WRITTEN REQUEST:
Omit images. Retype all entries verbatim.

------

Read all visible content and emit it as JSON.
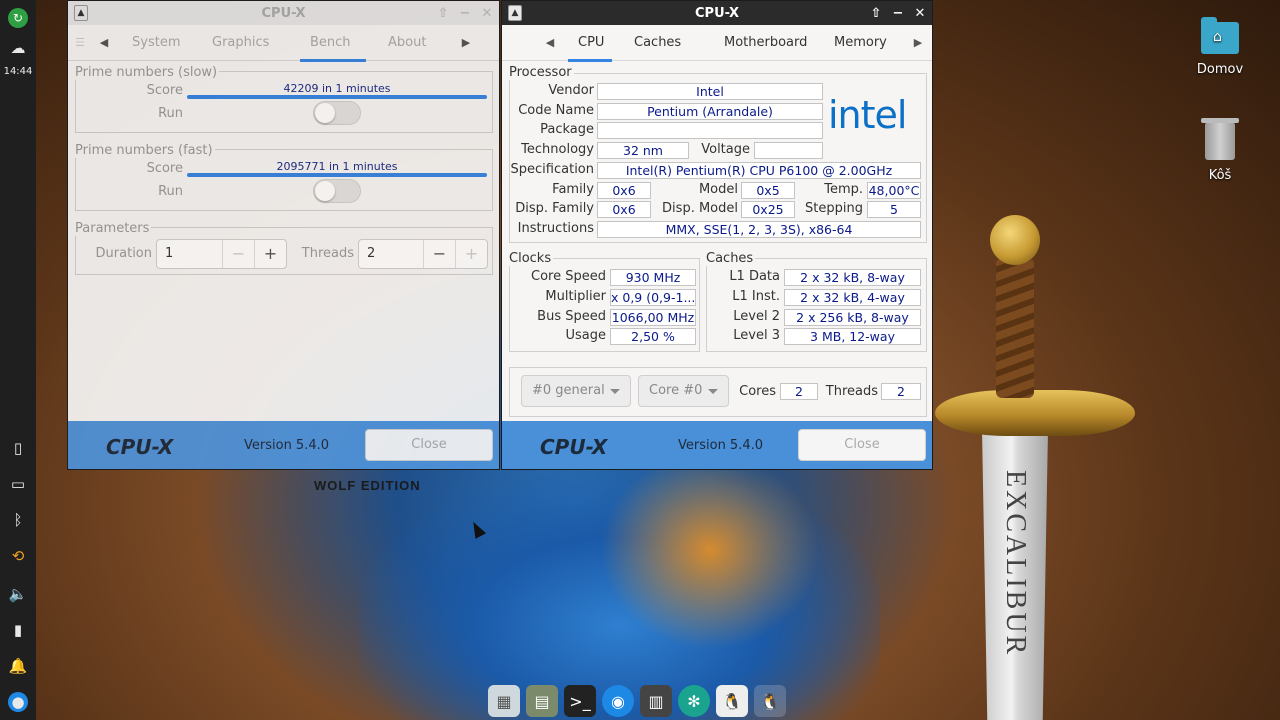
{
  "panel": {
    "clock": "14:44"
  },
  "desktop": {
    "icons": [
      {
        "label": "Domov"
      },
      {
        "label": "Kôš"
      }
    ]
  },
  "wallpaper": {
    "brand": "WOLF EDITION"
  },
  "sword": {
    "inscription": "EXCALIBUR"
  },
  "win_left": {
    "title": "CPU-X",
    "tabs": [
      "System",
      "Graphics",
      "Bench",
      "About"
    ],
    "selected_tab": "Bench",
    "prime_slow": {
      "label": "Prime numbers (slow)",
      "score_label": "Score",
      "score_value": "42209 in 1 minutes",
      "run_label": "Run"
    },
    "prime_fast": {
      "label": "Prime numbers (fast)",
      "score_label": "Score",
      "score_value": "2095771 in 1 minutes",
      "run_label": "Run"
    },
    "params": {
      "label": "Parameters",
      "duration_label": "Duration",
      "duration_value": "1",
      "threads_label": "Threads",
      "threads_value": "2"
    },
    "footer": {
      "logo": "CPU-X",
      "version": "Version 5.4.0",
      "close": "Close"
    }
  },
  "win_right": {
    "title": "CPU-X",
    "tabs": [
      "CPU",
      "Caches",
      "Motherboard",
      "Memory"
    ],
    "selected_tab": "CPU",
    "processor": {
      "label": "Processor",
      "vendor_label": "Vendor",
      "vendor": "Intel",
      "codename_label": "Code Name",
      "codename": "Pentium (Arrandale)",
      "package_label": "Package",
      "package": "",
      "technology_label": "Technology",
      "technology": "32 nm",
      "voltage_label": "Voltage",
      "voltage": "",
      "spec_label": "Specification",
      "spec": "Intel(R) Pentium(R) CPU      P6100  @ 2.00GHz",
      "family_label": "Family",
      "family": "0x6",
      "model_label": "Model",
      "model": "0x5",
      "temp_label": "Temp.",
      "temp": "48,00°C",
      "dfamily_label": "Disp. Family",
      "dfamily": "0x6",
      "dmodel_label": "Disp. Model",
      "dmodel": "0x25",
      "stepping_label": "Stepping",
      "stepping": "5",
      "instr_label": "Instructions",
      "instr": "MMX, SSE(1, 2, 3, 3S), x86-64",
      "logo_text": "intel"
    },
    "clocks": {
      "label": "Clocks",
      "core_label": "Core Speed",
      "core": "930 MHz",
      "mult_label": "Multiplier",
      "mult": "x 0,9 (0,9-1...",
      "bus_label": "Bus Speed",
      "bus": "1066,00 MHz",
      "usage_label": "Usage",
      "usage": "2,50 %"
    },
    "caches": {
      "label": "Caches",
      "l1d_label": "L1 Data",
      "l1d": "2 x   32 kB,  8-way",
      "l1i_label": "L1 Inst.",
      "l1i": "2 x   32 kB,  4-way",
      "l2_label": "Level 2",
      "l2": "2 x  256 kB,  8-way",
      "l3_label": "Level 3",
      "l3": "3 MB, 12-way"
    },
    "selectors": {
      "socket": "#0 general",
      "core": "Core #0",
      "cores_label": "Cores",
      "cores": "2",
      "threads_label": "Threads",
      "threads": "2"
    },
    "footer": {
      "logo": "CPU-X",
      "version": "Version 5.4.0",
      "close": "Close"
    }
  }
}
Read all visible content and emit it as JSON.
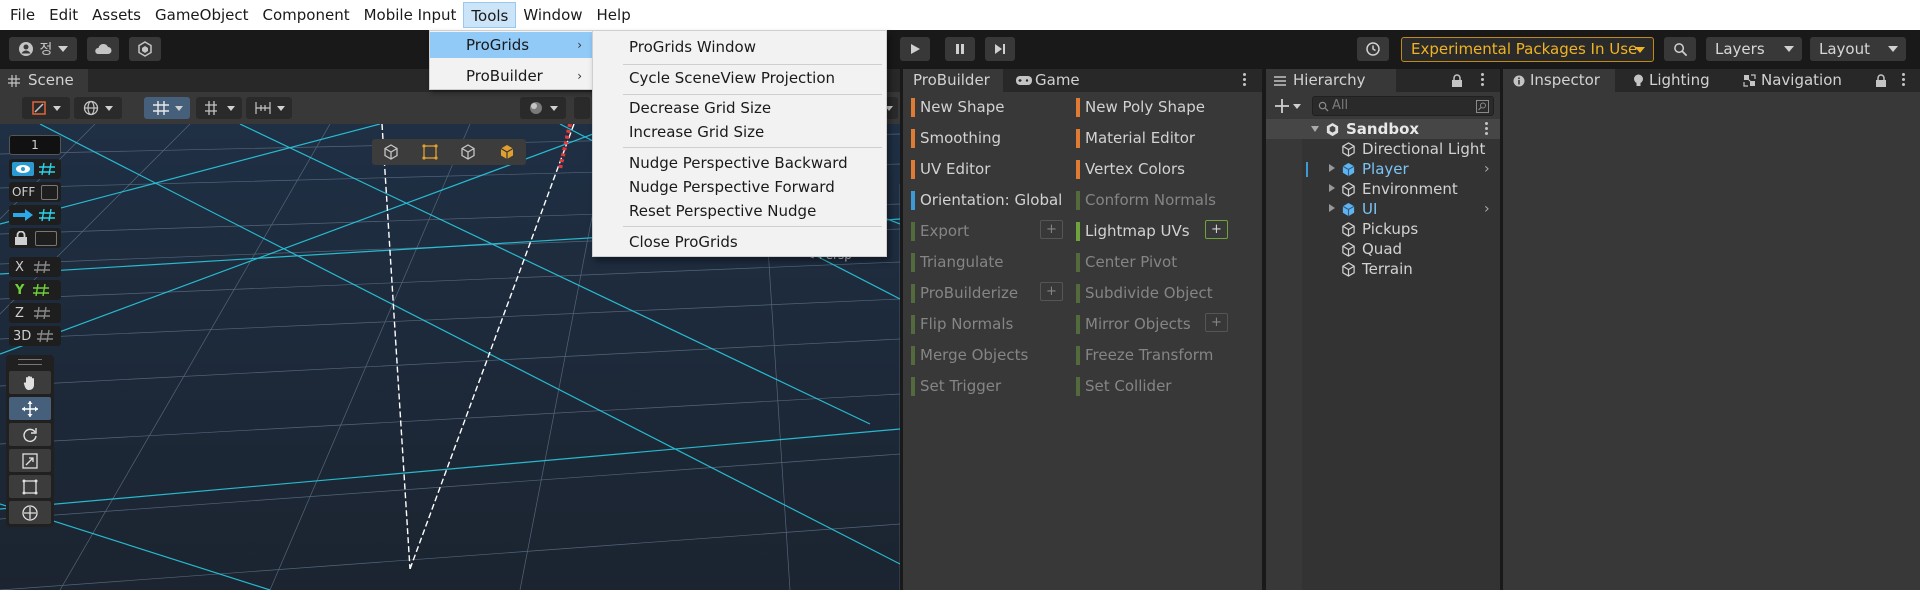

------

EXPECTED ANSWER:
Read all visible content and emit it as JSON.
{
  "panel": {
    "clock": "14:44"
  },
  "desktop": {
    "icons": [
      {
        "label": "Domov"
      },
      {
        "label": "Kôš"
      }
    ]
  },
  "wallpaper": {
    "brand": "WOLF EDITION"
  },
  "sword": {
    "inscription": "EXCALIBUR"
  },
  "win_left": {
    "title": "CPU-X",
    "tabs": [
      "System",
      "Graphics",
      "Bench",
      "About"
    ],
    "selected_tab": "Bench",
    "prime_slow": {
      "label": "Prime numbers (slow)",
      "score_label": "Score",
      "score_value": "42209 in 1 minutes",
      "run_label": "Run"
    },
    "prime_fast": {
      "label": "Prime numbers (fast)",
      "score_label": "Score",
      "score_value": "2095771 in 1 minutes",
      "run_label": "Run"
    },
    "params": {
      "label": "Parameters",
      "duration_label": "Duration",
      "duration_value": "1",
      "threads_label": "Threads",
      "threads_value": "2"
    },
    "footer": {
      "logo": "CPU-X",
      "version": "Version 5.4.0",
      "close": "Close"
    }
  },
  "win_right": {
    "title": "CPU-X",
    "tabs": [
      "CPU",
      "Caches",
      "Motherboard",
      "Memory"
    ],
    "selected_tab": "CPU",
    "processor": {
      "label": "Processor",
      "vendor_label": "Vendor",
      "vendor": "Intel",
      "codename_label": "Code Name",
      "codename": "Pentium (Arrandale)",
      "package_label": "Package",
      "package": "",
      "technology_label": "Technology",
      "technology": "32 nm",
      "voltage_label": "Voltage",
      "voltage": "",
      "spec_label": "Specification",
      "spec": "Intel(R) Pentium(R) CPU      P6100  @ 2.00GHz",
      "family_label": "Family",
      "family": "0x6",
      "model_label": "Model",
      "model": "0x5",
      "temp_label": "Temp.",
      "temp": "48,00°C",
      "dfamily_label": "Disp. Family",
      "dfamily": "0x6",
      "dmodel_label": "Disp. Model",
      "dmodel": "0x25",
      "stepping_label": "Stepping",
      "stepping": "5",
      "instr_label": "Instructions",
      "instr": "MMX, SSE(1, 2, 3, 3S), x86-64",
      "logo_text": "intel"
    },
    "clocks": {
      "label": "Clocks",
      "core_label": "Core Speed",
      "core": "930 MHz",
      "mult_label": "Multiplier",
      "mult": "x 0,9 (0,9-1...",
      "bus_label": "Bus Speed",
      "bus": "1066,00 MHz",
      "usage_label": "Usage",
      "usage": "2,50 %"
    },
    "caches": {
      "label": "Caches",
      "l1d_label": "L1 Data",
      "l1d": "2 x   32 kB,  8-way",
      "l1i_label": "L1 Inst.",
      "l1i": "2 x   32 kB,  4-way",
      "l2_label": "Level 2",
      "l2": "2 x  256 kB,  8-way",
      "l3_label": "Level 3",
      "l3": "3 MB, 12-way"
    },
    "selectors": {
      "socket": "#0 general",
      "core": "Core #0",
      "cores_label": "Cores",
      "cores": "2",
      "threads_label": "Threads",
      "threads": "2"
    },
    "footer": {
      "logo": "CPU-X",
      "version": "Version 5.4.0",
      "close": "Close"
    }
  }
}
Read all visible content and emit it as JSON.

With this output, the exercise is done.